===== Listing =====

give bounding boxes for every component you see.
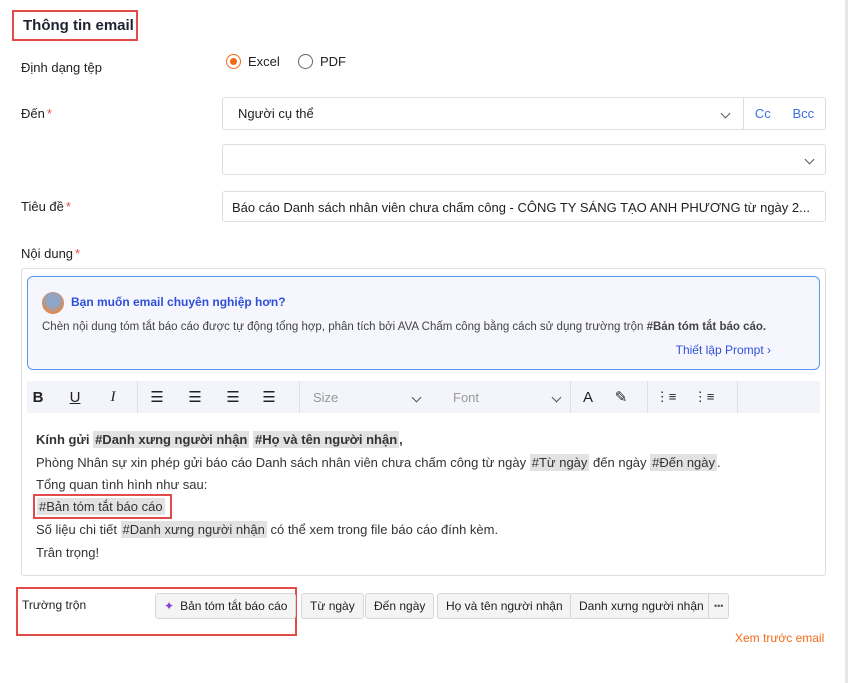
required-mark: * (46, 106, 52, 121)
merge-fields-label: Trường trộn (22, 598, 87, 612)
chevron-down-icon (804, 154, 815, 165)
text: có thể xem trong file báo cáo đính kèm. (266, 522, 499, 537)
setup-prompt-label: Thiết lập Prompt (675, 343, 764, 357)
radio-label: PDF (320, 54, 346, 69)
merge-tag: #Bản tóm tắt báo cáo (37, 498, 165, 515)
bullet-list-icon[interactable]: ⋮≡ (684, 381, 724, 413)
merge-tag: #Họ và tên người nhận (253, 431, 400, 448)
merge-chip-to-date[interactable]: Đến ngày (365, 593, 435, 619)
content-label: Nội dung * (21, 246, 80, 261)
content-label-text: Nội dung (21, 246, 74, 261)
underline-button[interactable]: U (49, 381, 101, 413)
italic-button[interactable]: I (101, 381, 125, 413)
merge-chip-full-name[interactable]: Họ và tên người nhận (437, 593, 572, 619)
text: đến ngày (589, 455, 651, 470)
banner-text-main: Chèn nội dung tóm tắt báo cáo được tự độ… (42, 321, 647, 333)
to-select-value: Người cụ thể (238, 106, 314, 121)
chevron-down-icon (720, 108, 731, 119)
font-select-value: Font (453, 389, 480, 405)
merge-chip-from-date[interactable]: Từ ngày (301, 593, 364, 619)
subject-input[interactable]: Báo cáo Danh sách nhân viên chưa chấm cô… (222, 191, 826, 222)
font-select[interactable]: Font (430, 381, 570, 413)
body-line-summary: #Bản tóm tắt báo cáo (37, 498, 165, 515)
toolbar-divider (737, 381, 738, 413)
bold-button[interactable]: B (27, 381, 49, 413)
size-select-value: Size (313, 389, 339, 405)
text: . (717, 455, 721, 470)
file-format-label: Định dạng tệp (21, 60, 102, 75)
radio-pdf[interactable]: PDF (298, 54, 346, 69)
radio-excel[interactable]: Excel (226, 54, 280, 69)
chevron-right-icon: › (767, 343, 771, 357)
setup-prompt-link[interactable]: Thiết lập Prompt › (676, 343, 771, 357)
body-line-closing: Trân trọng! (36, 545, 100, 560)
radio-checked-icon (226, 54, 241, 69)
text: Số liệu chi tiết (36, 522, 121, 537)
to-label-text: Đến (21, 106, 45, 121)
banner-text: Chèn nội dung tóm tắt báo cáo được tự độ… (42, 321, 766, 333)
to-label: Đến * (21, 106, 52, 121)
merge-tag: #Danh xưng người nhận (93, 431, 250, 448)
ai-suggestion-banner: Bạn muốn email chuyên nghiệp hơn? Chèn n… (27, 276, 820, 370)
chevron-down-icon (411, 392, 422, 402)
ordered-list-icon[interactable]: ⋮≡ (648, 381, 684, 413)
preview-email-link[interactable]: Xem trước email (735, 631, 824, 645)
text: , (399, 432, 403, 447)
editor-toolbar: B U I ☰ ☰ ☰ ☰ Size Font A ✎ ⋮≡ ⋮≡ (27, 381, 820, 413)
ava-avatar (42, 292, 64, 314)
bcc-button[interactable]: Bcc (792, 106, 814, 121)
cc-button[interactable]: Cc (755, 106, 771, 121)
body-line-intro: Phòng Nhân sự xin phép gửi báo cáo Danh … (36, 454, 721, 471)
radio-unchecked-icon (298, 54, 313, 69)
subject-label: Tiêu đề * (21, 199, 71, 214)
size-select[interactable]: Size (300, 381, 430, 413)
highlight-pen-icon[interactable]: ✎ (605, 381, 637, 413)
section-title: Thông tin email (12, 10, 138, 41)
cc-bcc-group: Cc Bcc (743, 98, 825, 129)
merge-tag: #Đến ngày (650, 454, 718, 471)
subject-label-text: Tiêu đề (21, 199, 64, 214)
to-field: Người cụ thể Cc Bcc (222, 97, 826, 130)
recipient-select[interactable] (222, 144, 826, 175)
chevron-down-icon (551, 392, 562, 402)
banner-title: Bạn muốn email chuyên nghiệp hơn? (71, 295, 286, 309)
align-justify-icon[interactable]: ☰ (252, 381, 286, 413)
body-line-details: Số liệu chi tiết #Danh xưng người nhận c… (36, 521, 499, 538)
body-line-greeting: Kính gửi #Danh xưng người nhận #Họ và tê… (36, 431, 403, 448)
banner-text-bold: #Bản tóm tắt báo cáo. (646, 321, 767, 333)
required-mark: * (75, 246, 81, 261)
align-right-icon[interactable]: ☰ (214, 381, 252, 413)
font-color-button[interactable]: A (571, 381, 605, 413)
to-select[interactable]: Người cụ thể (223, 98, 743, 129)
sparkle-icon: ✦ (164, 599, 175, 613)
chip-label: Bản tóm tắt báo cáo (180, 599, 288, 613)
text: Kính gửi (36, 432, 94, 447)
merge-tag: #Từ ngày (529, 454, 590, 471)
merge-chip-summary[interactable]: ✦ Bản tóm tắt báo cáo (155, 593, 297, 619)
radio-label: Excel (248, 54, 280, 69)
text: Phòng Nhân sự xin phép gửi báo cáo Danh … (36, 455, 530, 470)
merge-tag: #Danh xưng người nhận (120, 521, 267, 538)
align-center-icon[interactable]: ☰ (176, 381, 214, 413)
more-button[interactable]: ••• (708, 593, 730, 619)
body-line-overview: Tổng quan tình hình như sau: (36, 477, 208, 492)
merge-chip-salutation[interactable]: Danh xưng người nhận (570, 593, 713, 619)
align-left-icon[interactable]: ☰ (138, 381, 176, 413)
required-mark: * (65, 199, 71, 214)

=====
===== Listing =====

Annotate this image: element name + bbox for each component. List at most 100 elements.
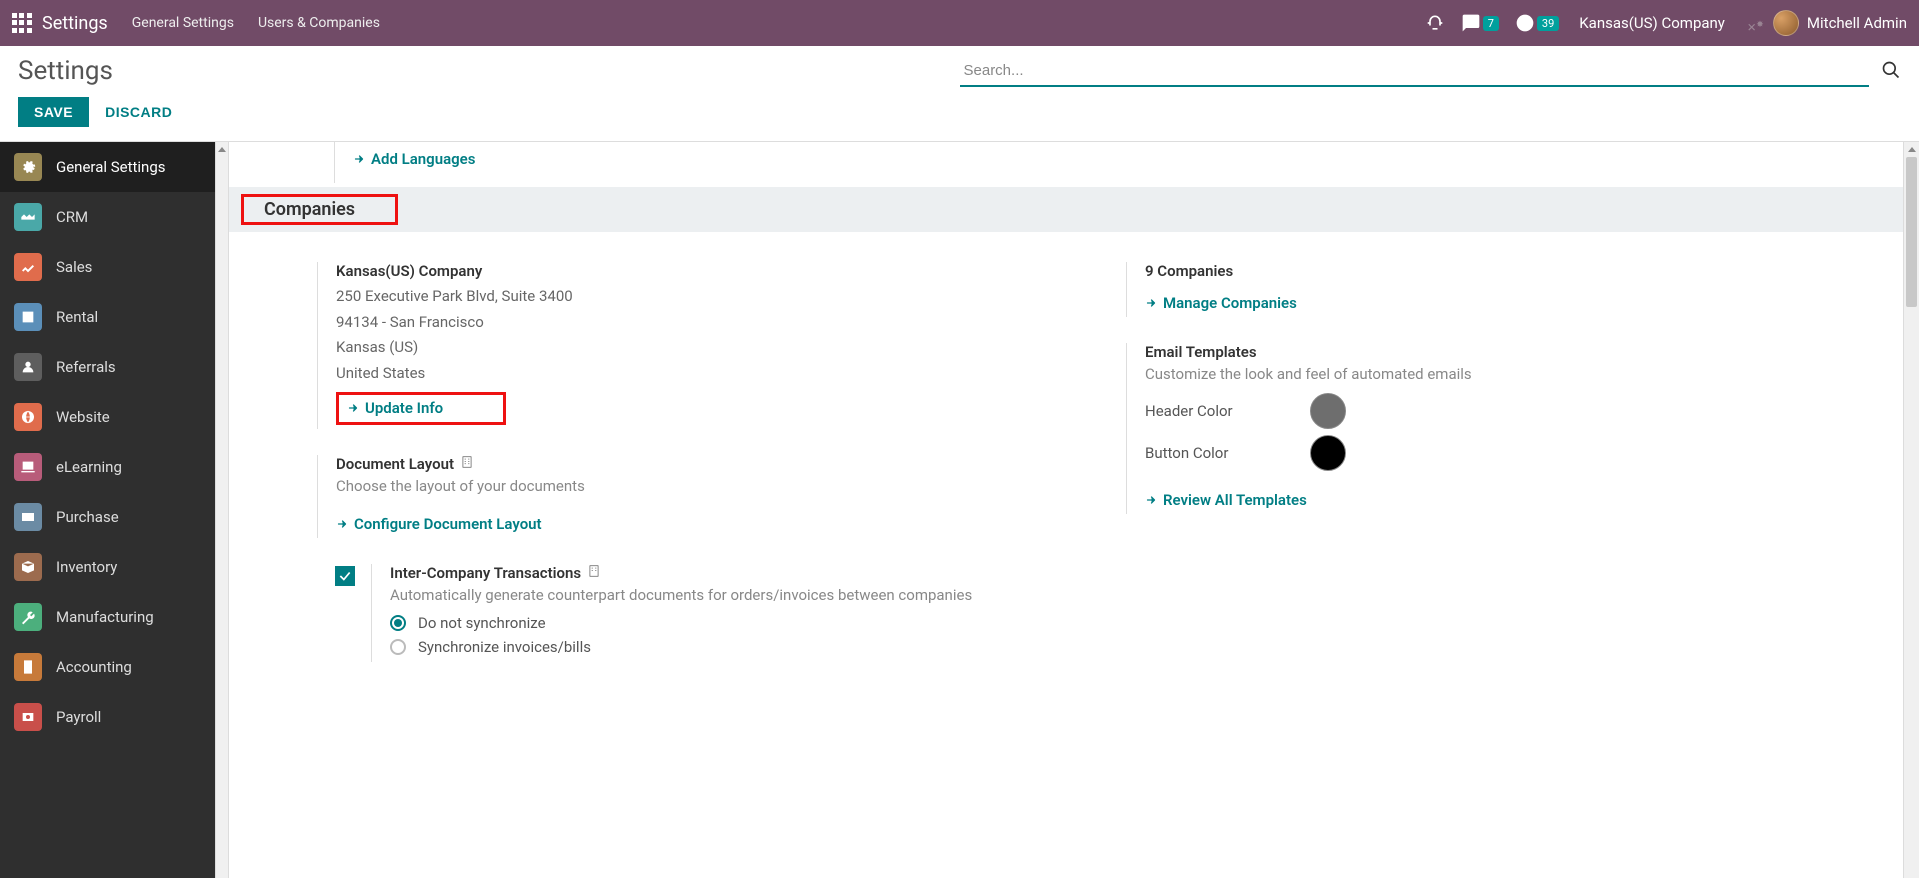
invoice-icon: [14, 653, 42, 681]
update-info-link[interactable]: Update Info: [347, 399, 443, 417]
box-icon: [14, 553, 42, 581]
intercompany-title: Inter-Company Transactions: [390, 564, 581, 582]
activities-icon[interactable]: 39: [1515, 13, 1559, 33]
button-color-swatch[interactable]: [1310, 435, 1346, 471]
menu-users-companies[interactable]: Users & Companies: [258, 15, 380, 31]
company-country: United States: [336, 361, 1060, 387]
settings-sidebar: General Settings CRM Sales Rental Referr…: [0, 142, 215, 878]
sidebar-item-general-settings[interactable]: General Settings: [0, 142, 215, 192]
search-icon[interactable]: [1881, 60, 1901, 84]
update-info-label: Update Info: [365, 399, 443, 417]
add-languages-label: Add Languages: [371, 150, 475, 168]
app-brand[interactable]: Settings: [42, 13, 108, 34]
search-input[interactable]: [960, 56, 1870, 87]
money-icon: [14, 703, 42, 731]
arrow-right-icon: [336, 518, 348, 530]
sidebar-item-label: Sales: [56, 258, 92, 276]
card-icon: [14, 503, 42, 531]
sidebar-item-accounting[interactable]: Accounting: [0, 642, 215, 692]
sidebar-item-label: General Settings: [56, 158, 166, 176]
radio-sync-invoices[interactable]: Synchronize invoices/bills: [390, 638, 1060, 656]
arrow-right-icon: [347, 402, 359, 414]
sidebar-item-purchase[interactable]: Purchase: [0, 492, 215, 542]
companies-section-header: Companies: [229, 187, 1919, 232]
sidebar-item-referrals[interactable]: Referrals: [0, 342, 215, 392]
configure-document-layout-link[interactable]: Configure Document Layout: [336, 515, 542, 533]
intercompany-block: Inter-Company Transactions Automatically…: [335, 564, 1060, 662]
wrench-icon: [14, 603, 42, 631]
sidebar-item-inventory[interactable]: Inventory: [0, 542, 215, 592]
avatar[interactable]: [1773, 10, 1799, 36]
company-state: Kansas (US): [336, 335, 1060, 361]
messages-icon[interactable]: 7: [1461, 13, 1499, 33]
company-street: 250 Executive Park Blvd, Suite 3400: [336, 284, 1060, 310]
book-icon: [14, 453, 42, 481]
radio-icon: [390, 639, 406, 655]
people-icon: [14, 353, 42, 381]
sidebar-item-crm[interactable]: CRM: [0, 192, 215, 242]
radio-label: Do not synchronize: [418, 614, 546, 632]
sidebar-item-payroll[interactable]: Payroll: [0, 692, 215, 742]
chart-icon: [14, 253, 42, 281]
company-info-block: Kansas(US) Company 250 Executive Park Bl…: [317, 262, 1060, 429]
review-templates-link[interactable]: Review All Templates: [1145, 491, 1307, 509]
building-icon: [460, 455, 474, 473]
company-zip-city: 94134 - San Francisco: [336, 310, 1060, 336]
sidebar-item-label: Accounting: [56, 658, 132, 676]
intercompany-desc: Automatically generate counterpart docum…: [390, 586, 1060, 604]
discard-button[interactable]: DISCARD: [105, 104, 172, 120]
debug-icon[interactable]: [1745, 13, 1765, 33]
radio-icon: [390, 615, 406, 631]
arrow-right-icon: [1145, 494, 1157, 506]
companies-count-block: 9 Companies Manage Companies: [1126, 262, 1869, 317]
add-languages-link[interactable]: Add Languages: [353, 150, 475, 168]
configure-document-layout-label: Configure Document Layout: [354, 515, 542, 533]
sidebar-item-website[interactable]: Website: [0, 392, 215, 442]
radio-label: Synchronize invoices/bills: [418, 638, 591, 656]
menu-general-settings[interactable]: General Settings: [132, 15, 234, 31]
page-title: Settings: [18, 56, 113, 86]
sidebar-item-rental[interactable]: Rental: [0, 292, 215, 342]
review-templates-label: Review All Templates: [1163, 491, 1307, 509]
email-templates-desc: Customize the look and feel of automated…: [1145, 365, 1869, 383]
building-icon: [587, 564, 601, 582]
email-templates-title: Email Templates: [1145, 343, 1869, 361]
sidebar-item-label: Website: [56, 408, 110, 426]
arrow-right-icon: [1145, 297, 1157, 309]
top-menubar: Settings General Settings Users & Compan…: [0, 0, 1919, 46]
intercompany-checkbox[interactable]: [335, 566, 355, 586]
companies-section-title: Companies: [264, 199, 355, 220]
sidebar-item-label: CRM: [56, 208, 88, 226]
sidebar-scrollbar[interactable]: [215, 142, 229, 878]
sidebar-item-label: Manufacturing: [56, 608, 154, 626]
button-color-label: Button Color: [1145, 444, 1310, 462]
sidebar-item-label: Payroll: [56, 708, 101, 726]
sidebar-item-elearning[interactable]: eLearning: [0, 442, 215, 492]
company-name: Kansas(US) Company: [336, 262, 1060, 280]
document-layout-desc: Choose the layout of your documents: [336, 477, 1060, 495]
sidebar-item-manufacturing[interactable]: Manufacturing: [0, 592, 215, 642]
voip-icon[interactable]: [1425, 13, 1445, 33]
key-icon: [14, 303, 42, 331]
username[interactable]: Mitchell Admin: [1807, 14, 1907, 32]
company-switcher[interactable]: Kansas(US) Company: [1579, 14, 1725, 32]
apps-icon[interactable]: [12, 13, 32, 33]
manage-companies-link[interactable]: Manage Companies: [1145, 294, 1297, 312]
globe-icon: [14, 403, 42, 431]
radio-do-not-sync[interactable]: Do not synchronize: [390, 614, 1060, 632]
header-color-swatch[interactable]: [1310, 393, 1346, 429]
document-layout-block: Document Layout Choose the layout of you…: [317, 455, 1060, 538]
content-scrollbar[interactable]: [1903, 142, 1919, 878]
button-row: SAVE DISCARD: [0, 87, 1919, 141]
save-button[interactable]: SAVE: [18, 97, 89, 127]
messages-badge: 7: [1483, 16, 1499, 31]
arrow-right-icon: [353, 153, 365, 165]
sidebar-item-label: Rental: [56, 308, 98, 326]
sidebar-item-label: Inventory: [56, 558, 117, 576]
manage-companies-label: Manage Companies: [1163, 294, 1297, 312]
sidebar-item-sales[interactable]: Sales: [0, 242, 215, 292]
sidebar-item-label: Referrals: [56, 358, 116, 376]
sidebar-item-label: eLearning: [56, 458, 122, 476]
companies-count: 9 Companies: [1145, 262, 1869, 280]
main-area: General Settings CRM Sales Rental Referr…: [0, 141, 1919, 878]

=====
===== Listing =====

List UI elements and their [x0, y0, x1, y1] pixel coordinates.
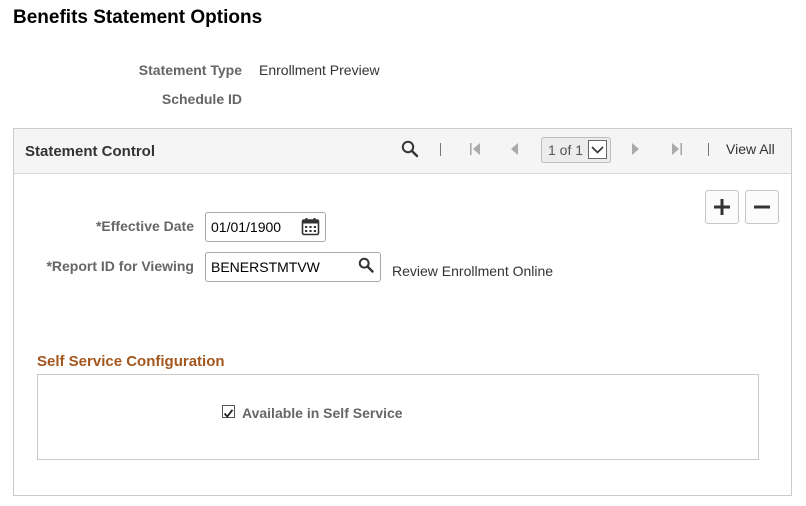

=====

Directions ▸
Copy the entries word for word, starting at the line that has "Annotate this image: element" and ending after the line that has "sidebar-item-label: General Settings: [56, 158, 166, 176]". Leave the pictures out.

Written answer ▸
Annotate this image: element name + bbox for each component. List at most 100 elements.
invoice-icon: [14, 653, 42, 681]
update-info-link[interactable]: Update Info: [347, 399, 443, 417]
box-icon: [14, 553, 42, 581]
intercompany-title: Inter-Company Transactions: [390, 564, 581, 582]
activities-icon[interactable]: 39: [1515, 13, 1559, 33]
button-color-swatch[interactable]: [1310, 435, 1346, 471]
menu-users-companies[interactable]: Users & Companies: [258, 15, 380, 31]
company-country: United States: [336, 361, 1060, 387]
settings-sidebar: General Settings CRM Sales Rental Referr…: [0, 142, 215, 878]
sidebar-item-general-settings[interactable]: General Settings: [0, 142, 215, 192]
search-icon[interactable]: [1881, 60, 1901, 84]
update-info-label: Update Info: [365, 399, 443, 417]
add-languages-label: Add Languages: [371, 150, 475, 168]
app-brand[interactable]: Settings: [42, 13, 108, 34]
search-input[interactable]: [960, 56, 1870, 87]
money-icon: [14, 703, 42, 731]
arrow-right-icon: [336, 518, 348, 530]
sidebar-item-label: Sales: [56, 258, 92, 276]
card-icon: [14, 503, 42, 531]
sidebar-item-accounting[interactable]: Accounting: [0, 642, 215, 692]
sidebar-item-label: General Settings: [56, 158, 166, 176]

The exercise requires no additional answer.